_Work to be completed_: Select and reproduce each line of the listing below that bears the string "Extended".

_Dataset records_:

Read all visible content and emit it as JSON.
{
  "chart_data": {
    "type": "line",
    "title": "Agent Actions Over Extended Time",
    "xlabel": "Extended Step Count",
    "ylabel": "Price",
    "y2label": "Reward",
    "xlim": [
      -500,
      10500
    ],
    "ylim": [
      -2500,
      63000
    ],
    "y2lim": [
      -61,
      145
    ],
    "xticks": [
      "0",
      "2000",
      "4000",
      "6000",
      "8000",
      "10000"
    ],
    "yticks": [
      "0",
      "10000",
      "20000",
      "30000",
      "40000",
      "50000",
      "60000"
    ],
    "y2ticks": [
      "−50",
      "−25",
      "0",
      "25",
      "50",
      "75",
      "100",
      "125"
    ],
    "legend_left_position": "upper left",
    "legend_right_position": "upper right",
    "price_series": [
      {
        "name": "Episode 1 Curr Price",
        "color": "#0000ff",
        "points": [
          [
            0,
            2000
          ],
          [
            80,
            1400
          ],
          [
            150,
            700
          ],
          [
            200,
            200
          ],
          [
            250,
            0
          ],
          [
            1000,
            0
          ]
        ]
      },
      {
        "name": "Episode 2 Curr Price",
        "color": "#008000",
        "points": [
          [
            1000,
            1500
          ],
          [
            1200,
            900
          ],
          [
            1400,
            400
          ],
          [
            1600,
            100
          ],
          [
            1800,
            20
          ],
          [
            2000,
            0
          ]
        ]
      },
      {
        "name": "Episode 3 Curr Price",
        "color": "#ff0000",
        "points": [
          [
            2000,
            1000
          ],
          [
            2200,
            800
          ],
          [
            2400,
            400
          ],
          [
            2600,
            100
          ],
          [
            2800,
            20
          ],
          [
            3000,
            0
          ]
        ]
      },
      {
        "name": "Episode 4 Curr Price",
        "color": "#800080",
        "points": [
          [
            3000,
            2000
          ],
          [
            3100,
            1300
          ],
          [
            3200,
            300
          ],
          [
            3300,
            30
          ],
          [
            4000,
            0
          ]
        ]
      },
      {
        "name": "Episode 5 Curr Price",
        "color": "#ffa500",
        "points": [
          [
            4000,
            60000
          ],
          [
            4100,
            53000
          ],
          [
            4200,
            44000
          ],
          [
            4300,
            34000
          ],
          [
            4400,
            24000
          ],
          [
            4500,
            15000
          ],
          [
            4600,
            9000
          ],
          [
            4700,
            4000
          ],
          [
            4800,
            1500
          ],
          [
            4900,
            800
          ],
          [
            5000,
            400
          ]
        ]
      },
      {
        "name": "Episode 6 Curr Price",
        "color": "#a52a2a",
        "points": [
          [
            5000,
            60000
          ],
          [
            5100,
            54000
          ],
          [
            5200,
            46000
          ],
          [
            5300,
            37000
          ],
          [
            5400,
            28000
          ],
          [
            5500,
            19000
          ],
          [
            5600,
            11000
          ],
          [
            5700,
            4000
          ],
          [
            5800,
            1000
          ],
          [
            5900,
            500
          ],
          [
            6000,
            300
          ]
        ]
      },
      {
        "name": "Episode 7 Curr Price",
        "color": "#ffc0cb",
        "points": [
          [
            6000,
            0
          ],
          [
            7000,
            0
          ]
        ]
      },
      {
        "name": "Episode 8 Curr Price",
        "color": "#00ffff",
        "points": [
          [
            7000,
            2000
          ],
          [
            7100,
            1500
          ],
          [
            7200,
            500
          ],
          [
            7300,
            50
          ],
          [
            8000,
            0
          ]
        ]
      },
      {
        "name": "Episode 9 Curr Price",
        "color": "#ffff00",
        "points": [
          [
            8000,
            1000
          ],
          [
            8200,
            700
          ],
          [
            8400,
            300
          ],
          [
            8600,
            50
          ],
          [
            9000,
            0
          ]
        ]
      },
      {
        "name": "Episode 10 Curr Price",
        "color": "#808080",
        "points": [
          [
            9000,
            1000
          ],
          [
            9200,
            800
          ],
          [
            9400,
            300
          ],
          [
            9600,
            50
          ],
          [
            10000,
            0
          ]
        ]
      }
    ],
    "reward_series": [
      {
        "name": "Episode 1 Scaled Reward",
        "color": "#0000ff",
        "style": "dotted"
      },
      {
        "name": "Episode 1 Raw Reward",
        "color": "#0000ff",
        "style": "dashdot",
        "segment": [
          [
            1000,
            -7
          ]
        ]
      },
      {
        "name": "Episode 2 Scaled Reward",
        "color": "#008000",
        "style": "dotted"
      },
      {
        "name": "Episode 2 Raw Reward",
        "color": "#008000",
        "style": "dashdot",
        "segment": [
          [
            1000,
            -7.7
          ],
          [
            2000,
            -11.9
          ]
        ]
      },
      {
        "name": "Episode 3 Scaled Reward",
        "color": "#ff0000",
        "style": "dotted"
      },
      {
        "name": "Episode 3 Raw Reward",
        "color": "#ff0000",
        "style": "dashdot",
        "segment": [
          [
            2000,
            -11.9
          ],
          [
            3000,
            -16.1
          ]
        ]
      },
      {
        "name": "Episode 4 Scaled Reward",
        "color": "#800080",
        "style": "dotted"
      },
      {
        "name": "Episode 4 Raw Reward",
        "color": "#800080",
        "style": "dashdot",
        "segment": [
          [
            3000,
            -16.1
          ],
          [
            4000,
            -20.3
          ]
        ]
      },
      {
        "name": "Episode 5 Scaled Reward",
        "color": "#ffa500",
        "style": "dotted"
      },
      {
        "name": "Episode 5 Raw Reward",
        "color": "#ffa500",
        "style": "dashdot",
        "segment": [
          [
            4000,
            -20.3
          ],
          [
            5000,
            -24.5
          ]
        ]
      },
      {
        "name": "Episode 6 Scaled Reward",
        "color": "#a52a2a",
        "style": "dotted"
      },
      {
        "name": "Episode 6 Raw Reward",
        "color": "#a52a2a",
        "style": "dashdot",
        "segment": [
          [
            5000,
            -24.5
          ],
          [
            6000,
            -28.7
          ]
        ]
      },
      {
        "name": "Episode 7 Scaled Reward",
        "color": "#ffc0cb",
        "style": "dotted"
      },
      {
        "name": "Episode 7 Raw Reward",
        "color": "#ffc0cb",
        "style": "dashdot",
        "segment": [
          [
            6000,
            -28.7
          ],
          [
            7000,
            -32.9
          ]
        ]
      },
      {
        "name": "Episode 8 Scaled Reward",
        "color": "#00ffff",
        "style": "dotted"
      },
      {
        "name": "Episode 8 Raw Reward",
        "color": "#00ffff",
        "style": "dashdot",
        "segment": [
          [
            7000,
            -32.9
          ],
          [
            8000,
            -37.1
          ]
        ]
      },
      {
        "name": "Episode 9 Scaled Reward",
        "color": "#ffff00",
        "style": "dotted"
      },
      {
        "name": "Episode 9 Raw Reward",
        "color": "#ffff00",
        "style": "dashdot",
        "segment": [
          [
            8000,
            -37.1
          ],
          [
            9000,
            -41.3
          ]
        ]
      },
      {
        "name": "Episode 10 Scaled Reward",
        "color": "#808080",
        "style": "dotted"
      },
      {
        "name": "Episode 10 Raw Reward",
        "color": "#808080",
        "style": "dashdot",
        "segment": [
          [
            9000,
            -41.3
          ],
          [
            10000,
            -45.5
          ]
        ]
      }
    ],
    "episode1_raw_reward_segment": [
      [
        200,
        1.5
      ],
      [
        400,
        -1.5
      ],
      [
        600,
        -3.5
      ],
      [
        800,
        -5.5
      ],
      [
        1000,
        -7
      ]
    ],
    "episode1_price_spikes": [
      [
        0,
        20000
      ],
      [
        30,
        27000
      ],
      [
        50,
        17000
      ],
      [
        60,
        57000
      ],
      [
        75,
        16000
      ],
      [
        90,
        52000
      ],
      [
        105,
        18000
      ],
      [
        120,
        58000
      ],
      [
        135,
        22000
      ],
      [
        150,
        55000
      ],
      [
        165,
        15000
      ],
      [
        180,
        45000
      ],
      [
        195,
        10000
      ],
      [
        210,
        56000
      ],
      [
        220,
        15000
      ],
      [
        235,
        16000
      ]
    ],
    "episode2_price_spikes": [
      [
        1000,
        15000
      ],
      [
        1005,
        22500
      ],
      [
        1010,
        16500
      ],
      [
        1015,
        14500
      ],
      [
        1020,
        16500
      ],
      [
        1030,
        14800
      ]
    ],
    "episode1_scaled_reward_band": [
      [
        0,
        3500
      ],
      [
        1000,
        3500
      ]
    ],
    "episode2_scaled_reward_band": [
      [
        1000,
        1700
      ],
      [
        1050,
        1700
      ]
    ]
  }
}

_Result_:
    "title": "Agent Actions Over Extended Time",
    "xlabel": "Extended Step Count",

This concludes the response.